WHAT NEEDS TO BE DONE >>
Transcribe the full listing below exactly.

──────── WORKING DATA

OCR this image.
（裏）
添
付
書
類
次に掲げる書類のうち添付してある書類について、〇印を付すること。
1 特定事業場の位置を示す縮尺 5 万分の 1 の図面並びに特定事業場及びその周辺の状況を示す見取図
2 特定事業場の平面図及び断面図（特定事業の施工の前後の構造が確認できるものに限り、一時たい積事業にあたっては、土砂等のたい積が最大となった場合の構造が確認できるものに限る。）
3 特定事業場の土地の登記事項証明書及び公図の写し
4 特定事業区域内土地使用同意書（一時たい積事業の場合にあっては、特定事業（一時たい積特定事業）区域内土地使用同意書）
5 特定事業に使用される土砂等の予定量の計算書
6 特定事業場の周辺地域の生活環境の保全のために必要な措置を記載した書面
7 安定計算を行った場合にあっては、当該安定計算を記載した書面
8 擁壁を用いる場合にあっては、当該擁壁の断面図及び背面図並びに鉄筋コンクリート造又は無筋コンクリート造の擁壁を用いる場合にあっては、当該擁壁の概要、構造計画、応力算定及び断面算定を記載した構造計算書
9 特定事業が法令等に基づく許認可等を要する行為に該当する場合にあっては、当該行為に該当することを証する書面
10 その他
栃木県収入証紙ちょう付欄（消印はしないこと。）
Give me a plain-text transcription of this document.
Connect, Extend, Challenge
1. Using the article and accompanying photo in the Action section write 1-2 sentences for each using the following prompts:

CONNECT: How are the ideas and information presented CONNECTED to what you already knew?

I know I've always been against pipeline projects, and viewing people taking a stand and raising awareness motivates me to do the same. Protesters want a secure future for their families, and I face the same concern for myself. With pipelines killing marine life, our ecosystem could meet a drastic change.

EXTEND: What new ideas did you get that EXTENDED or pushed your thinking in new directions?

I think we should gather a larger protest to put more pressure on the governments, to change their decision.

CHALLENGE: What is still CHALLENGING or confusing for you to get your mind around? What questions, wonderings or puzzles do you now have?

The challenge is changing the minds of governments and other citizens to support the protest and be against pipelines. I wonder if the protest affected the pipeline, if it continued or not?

────────────────

OUTPUT BELOW >>
OCR this image.
（裏）
添
付
書
類
次に掲げる書類のうち添付してある書類について、〇印を付すること。
1 特定事業場の位置を示す縮尺 5 万分の 1 の図面並びに特定事業場及びその周辺の状況を示す見取図
2 特定事業場の平面図及び断面図（特定事業の施工の前後の構造が確認できるものに限り、一時たい積事業にあたっては、土砂等のたい積が最大となった場合の構造が確認できるものに限る。）
3 特定事業場の土地の登記事項証明書及び公図の写し
4 特定事業区域内土地使用同意書（一時たい積事業の場合にあっては、特定事業（一時たい積特定事業）区域内土地使用同意書）
5 特定事業に使用される土砂等の予定量の計算書
6 特定事業場の周辺地域の生活環境の保全のために必要な措置を記載した書面
7 安定計算を行った場合にあっては、当該安定計算を記載した書面
8 擁壁を用いる場合にあっては、当該擁壁の断面図及び背面図並びに鉄筋コンクリート造又は無筋コンクリート造の擁壁を用いる場合にあっては、当該擁壁の概要、構造計画、応力算定及び断面算定を記載した構造計算書
9 特定事業が法令等に基づく許認可等を要する行為に該当する場合にあっては、当該行為に該当することを証する書面
10 その他
栃木県収入証紙ちょう付欄（消印はしないこと。）
Give me a plain-text transcription of this document.
Connect, Extend, Challenge
1. Using the article and accompanying photo in the Action section write 1-2 sentences for each using the following prompts:

CONNECT: How are the ideas and information presented CONNECTED to what you already knew?

I know I've always been against pipeline projects, and viewing people taking a stand and raising awareness motivates me to do the same. Protesters want a secure future for their families, and I face the same concern for myself. With pipelines killing marine life, our ecosystem could meet a drastic change.

EXTEND: What new ideas did you get that EXTENDED or pushed your thinking in new directions?

I think we should gather a larger protest to put more pressure on the governments, to change their decision.

CHALLENGE: What is still CHALLENGING or confusing for you to get your mind around? What questions, wonderings or puzzles do you now have?

The challenge is changing the minds of governments and other citizens to support the protest and be against pipelines. I wonder if the protest affected the pipeline, if it continued or not?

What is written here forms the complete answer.